_DATA FOR PROCESSING_.
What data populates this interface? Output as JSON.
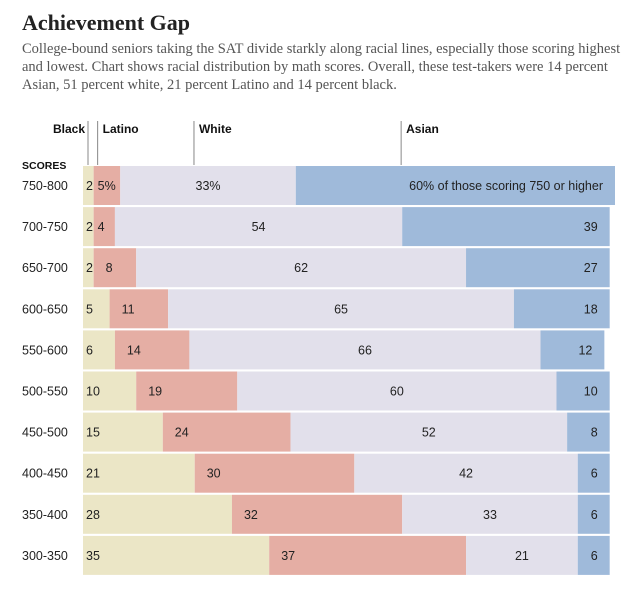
{
  "title": "Achievement Gap",
  "subtitle": "College-bound seniors taking the SAT divide starkly along racial lines, especially those scoring highest and lowest. Chart shows racial distribution by math scores. Overall, these test-takers were 14 percent Asian, 51 percent white, 21 percent Latino and 14 percent black.",
  "chart_data": {
    "type": "bar",
    "orientation": "horizontal",
    "stacked": "100%",
    "category_axis_label": "SCORES",
    "categories": [
      "750-800",
      "700-750",
      "650-700",
      "600-650",
      "550-600",
      "500-550",
      "450-500",
      "400-450",
      "350-400",
      "300-350"
    ],
    "series": [
      {
        "name": "Black",
        "color": "#ebe6c6",
        "values": [
          2,
          2,
          2,
          5,
          6,
          10,
          15,
          21,
          28,
          35
        ],
        "labels": [
          "2",
          "2",
          "2",
          "5",
          "6",
          "10",
          "15",
          "21",
          "28",
          "35"
        ]
      },
      {
        "name": "Latino",
        "color": "#e5aea4",
        "values": [
          5,
          4,
          8,
          11,
          14,
          19,
          24,
          30,
          32,
          37
        ],
        "labels": [
          "5%",
          "4",
          "8",
          "11",
          "14",
          "19",
          "24",
          "30",
          "32",
          "37"
        ]
      },
      {
        "name": "White",
        "color": "#e2e0eb",
        "values": [
          33,
          54,
          62,
          65,
          66,
          60,
          52,
          42,
          33,
          21
        ],
        "labels": [
          "33%",
          "54",
          "62",
          "65",
          "66",
          "60",
          "52",
          "42",
          "33",
          "21"
        ]
      },
      {
        "name": "Asian",
        "color": "#9fbada",
        "values": [
          60,
          39,
          27,
          18,
          12,
          10,
          8,
          6,
          6,
          6
        ],
        "labels": [
          "60% of those scoring 750 or higher",
          "39",
          "27",
          "18",
          "12",
          "10",
          "8",
          "6",
          "6",
          "6"
        ]
      }
    ],
    "xlim": [
      0,
      100
    ],
    "grid": false,
    "legend": "top"
  }
}
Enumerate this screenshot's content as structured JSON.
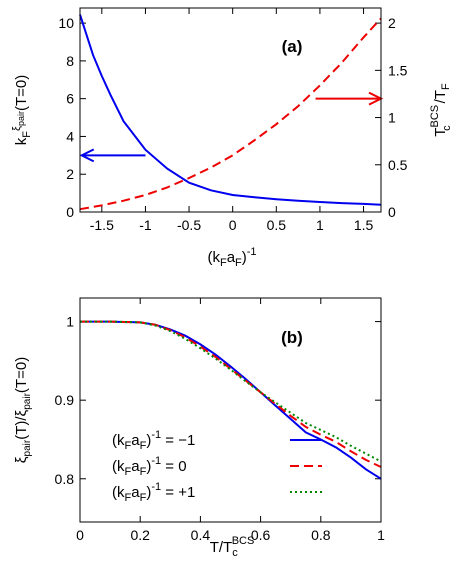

_THE TASK_. Give only the number of lines in the data that include the string "JSON".

_RESULT OF THE EXERCISE_. 2